[Extracted data entries]

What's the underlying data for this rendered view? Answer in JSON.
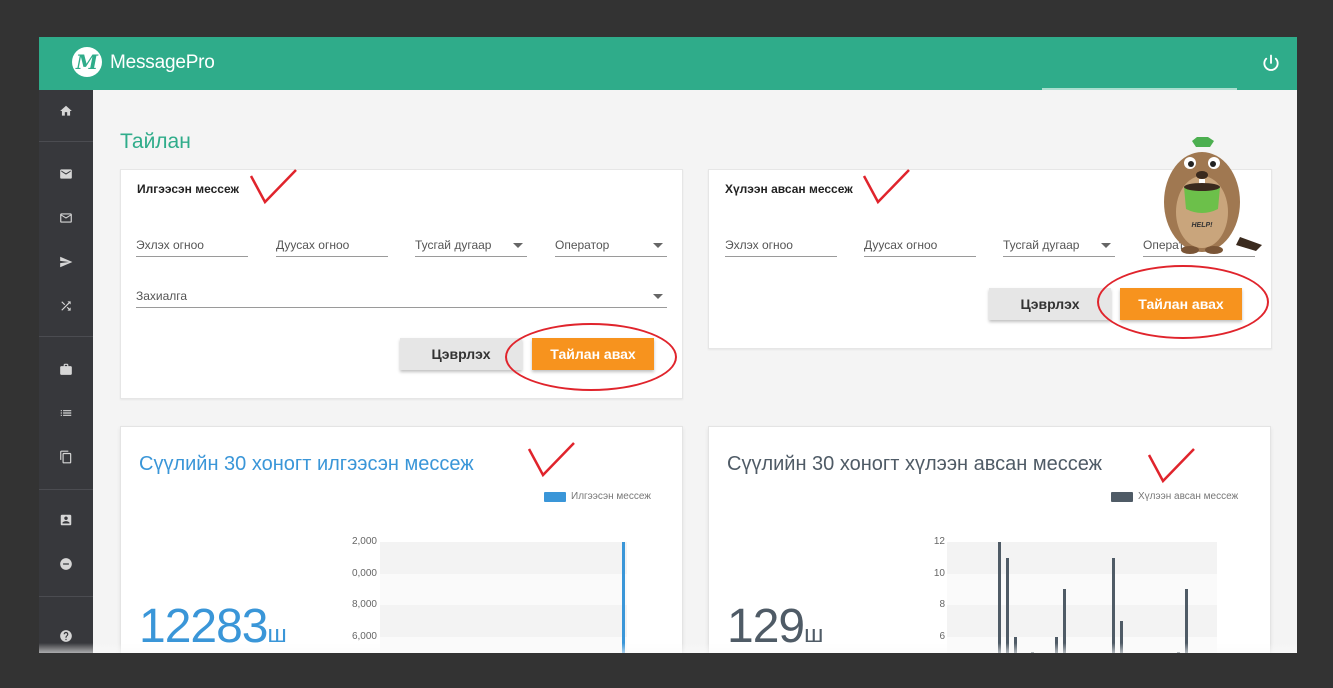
{
  "app": {
    "brand": "MessagePro",
    "logo_letter": "M",
    "accent": "#2fac8a"
  },
  "page": {
    "title": "Тайлан"
  },
  "sent_filter": {
    "title": "Илгээсэн мессеж",
    "start_date": "Эхлэх огноо",
    "end_date": "Дуусах огноо",
    "special_number": "Тусгай дугаар",
    "operator": "Оператор",
    "order": "Захиалга",
    "clear_label": "Цэврлэх",
    "report_label": "Тайлан авах"
  },
  "received_filter": {
    "title": "Хүлээн авсан мессеж",
    "start_date": "Эхлэх огноо",
    "end_date": "Дуусах огноо",
    "special_number": "Тусгай дугаар",
    "operator": "Оператор",
    "clear_label": "Цэврлэх",
    "report_label": "Тайлан авах"
  },
  "sent_chart": {
    "title": "Сүүлийн 30 хоногт илгээсэн мессеж",
    "legend": "Илгээсэн мессеж",
    "total": "12283",
    "unit": "ш",
    "color": "#3a96d8"
  },
  "received_chart": {
    "title": "Сүүлийн 30 хоногт хүлээн авсан мессеж",
    "legend": "Хүлээн авсан мессеж",
    "total": "129",
    "unit": "ш",
    "color": "#4f5b66"
  },
  "mascot": {
    "sign": "HELP!"
  },
  "sidebar": {
    "icons": [
      "home-icon",
      "inbox-icon",
      "mail-icon",
      "send-icon",
      "shuffle-icon",
      "briefcase-icon",
      "list-icon",
      "copy-icon",
      "contact-icon",
      "block-icon",
      "help-icon"
    ]
  },
  "chart_data": [
    {
      "type": "bar",
      "title": "Сүүлийн 30 хоногт илгээсэн мессеж",
      "series": [
        {
          "name": "Илгээсэн мессеж",
          "values": [
            0,
            0,
            0,
            0,
            0,
            0,
            0,
            0,
            0,
            0,
            0,
            0,
            0,
            0,
            0,
            0,
            0,
            0,
            0,
            0,
            0,
            0,
            0,
            0,
            0,
            0,
            0,
            0,
            12100,
            0
          ]
        }
      ],
      "yticks": [
        "2,000",
        "0,000",
        "8,000",
        "6,000"
      ],
      "ytick_values": [
        12000,
        10000,
        8000,
        6000
      ],
      "ylim": [
        6000,
        12000
      ],
      "total": 12283,
      "legend": "top-right"
    },
    {
      "type": "bar",
      "title": "Сүүлийн 30 хоногт хүлээн авсан мессеж",
      "series": [
        {
          "name": "Хүлээн авсан мессеж",
          "values": [
            0,
            0,
            0,
            0,
            0,
            0,
            12,
            11,
            6,
            0,
            5,
            0,
            0,
            6,
            9,
            0,
            0,
            0,
            0,
            0,
            11,
            7,
            0,
            0,
            0,
            0,
            0,
            0,
            5,
            9
          ]
        }
      ],
      "yticks": [
        "12",
        "10",
        "8",
        "6"
      ],
      "ytick_values": [
        12,
        10,
        8,
        6
      ],
      "ylim": [
        6,
        12
      ],
      "total": 129,
      "legend": "top-right"
    }
  ]
}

**To be done**: Go through the records above and copy every line with the word "Сүүлийн".

**Response below**:
    "title": "Сүүлийн 30 хоногт илгээсэн мессеж",
    "title": "Сүүлийн 30 хоногт хүлээн авсан мессеж",
      "title": "Сүүлийн 30 хоногт илгээсэн мессеж",
      "title": "Сүүлийн 30 хоногт хүлээн авсан мессеж",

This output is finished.